TEXTO DADO =
..........
Washington. El presidente estadounidense, Barack Obama, planeaba este sábado una visita al Capitolio para sumar apoyo a la reforma de salud, mientras los demócratas de la Cámara de Representantes intentaban conseguir los últimos votos para aprobar su iniciativa.

Los líderes demócratas de la Cámara, cerca de asegurar los 216 votos que necesitan para la aprobación final, decidieron realizar una votación separada sobre la reforma aprobada por el Senado.

Con este proceso, eliminaron una criticada estrategia que les habría permitido considerar el proyecto de ley como aprobado sin una votación por separado.

La decisión se produjo mientras un panel de la Cámara se reunía para decidir las normas y el proceso a utilizarse en la votación del domingo sobre los mayores cambios en el sistema de salud estadounidense de 2,5 billones de dólares en las últimas cuatro décadas.

"Claramente, creemos que tenemos los votos", afirmó el líder de los demócratas en la Cámara de Representantes, Steny Hoyer.

En la misma línea, el líder demócrata en el Senado, Harry Reid, dijo que había conseguido el compromiso de "una buena mayoría" de senadores para apoyar los posibles cambios al proyecto de reforma.

La presidenta de la Cámara, Nancy Pelosi, también parecía descartar una votación por separado para agregar una mención anti-aborto más estricta para complacer a un puñado de demócratas que se oponen al derecho al aborto, otra señal de la creciente confianza de los demócratas.

"Tenemos un acuerdo con el Senado (...) esto es lo que estamos aprobando en ambas cámaras", dijo Pelosi respecto al paquete de salud.

En los últimos días, los demócratas lograron siete nuevos legisladores que han dicho que cambiarían su voto de un "no" a un "sí". La Cámara aprobó su versión de la reforma en noviembre con tres votos de ventaja.

El líder republicano de la Cámara, John Boehner, un ferviente enemigo de la legislación, pareció reconocer que se avecinaba una derrota en el discurso radial semanal republicano.

Proyecto invencible. "Los republicanos no pueden derrotar a este proyecto de ley, pero el pueblo estadounidense puede", declaró Boehner. "No es muy tarde para hacer que se escuchen sus voces", agregó el legislador.

La batalla política sobre la reforma de salud ha consumido al Congreso por más de nueve meses, lo que afectó los índices de aprobación de Obama y causó preocupación en los legisladores demócratas que enfrentan la reelección en noviembre.
..........
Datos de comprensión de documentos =
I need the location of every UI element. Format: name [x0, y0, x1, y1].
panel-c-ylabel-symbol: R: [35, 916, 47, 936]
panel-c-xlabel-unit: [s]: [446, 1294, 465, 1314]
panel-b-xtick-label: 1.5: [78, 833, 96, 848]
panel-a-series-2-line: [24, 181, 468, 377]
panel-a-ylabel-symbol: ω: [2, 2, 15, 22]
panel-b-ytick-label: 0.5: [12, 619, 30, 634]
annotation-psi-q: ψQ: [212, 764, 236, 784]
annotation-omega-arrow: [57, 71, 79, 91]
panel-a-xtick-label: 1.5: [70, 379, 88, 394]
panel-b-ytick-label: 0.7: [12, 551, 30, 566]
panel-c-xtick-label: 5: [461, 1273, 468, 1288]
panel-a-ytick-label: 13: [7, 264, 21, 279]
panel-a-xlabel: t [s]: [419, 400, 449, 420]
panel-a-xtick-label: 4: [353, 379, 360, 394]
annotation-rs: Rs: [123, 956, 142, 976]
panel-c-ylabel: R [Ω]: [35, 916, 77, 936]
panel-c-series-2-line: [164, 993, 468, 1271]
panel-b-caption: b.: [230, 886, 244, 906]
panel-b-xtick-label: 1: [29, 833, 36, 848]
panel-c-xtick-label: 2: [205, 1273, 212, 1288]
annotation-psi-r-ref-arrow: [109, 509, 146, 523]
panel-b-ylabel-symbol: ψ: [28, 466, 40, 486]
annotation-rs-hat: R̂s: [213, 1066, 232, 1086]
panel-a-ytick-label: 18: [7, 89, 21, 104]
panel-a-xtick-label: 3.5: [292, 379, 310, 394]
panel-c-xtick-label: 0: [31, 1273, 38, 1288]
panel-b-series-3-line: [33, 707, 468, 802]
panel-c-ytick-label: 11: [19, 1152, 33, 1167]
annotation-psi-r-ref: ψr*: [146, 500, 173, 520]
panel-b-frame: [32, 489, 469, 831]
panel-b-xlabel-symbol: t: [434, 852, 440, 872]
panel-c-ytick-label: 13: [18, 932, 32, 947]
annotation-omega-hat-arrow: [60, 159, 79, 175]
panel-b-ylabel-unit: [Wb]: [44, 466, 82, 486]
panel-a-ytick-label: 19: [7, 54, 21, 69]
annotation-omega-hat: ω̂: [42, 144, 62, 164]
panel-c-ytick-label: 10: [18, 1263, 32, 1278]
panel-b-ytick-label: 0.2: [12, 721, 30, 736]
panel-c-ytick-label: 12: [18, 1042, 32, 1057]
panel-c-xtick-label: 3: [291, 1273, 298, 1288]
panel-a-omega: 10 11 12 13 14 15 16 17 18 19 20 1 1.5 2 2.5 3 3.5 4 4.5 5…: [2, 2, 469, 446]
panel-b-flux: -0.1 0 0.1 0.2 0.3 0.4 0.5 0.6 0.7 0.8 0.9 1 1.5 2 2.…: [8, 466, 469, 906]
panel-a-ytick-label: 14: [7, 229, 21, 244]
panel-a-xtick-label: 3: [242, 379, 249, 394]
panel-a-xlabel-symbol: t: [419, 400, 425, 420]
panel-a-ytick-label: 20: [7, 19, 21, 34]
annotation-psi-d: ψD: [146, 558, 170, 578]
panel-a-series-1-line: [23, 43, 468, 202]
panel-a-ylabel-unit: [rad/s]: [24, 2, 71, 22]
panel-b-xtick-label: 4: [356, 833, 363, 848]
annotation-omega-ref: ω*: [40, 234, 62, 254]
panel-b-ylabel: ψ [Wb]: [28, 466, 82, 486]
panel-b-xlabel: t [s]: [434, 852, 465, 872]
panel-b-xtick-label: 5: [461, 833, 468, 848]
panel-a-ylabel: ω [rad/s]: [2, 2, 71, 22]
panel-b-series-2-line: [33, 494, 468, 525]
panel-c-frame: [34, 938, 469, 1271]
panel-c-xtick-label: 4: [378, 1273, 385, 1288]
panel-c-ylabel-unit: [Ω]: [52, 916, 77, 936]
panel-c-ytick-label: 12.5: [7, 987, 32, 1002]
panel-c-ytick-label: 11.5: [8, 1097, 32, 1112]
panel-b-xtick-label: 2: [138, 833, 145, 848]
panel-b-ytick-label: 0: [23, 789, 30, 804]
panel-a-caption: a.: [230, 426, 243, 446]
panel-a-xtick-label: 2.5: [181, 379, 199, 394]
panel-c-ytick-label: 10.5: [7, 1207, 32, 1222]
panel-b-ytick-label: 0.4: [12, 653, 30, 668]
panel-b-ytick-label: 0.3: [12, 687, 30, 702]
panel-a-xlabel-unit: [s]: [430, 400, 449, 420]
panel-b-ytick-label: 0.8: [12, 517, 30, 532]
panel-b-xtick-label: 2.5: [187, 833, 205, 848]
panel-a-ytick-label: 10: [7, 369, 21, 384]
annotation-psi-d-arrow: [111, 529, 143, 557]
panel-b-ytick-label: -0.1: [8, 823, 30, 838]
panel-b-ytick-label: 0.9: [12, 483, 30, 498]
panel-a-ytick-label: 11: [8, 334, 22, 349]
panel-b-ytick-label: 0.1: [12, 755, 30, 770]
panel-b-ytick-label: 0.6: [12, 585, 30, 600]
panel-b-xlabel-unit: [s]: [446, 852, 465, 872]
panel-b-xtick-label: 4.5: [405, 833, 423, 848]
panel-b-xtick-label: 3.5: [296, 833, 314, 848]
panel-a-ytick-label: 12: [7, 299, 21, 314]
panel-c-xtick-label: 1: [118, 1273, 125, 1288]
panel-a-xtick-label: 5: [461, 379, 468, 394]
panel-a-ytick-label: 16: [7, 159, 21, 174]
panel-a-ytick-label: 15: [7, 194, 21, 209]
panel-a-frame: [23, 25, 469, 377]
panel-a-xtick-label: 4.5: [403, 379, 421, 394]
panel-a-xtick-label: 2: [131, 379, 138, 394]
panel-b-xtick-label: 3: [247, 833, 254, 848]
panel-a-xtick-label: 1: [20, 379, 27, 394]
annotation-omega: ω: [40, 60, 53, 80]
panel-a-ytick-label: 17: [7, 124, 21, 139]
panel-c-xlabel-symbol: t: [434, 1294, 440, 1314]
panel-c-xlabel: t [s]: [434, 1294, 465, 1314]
..........
TAREAS =
a) Explica en una a tres oraciones con qué fin planeaba Obama visitar el Capitolio, según el texto sobre la reforma de salud.
b) Repite sin cambios el fragmento del texto sobre la reforma de salud que va desde "Con este proceso, eliminaron" hasta "últimas cuatro décadas.", ambos incluidos.
Las líneas no tienen ninguna relación con el texto sobre la reforma de salud.

RESPUESTAS =
a) Obama planeaba visitar el Capitolio para sumar apoyo a la reforma de salud. La visita coincidía con el esfuerzo de los demócratas de la Cámara de Representantes por conseguir los últimos votos para aprobar su iniciativa.

b)
Con este proceso, eliminaron una criticada estrategia que les habría permitido considerar el proyecto de ley como aprobado sin una votación por separado.

La decisión se produjo mientras un panel de la Cámara se reunía para decidir las normas y el proceso a utilizarse en la votación del domingo sobre los mayores cambios en el sistema de salud estadounidense de 2,5 billones de dólares en las últimas cuatro décadas.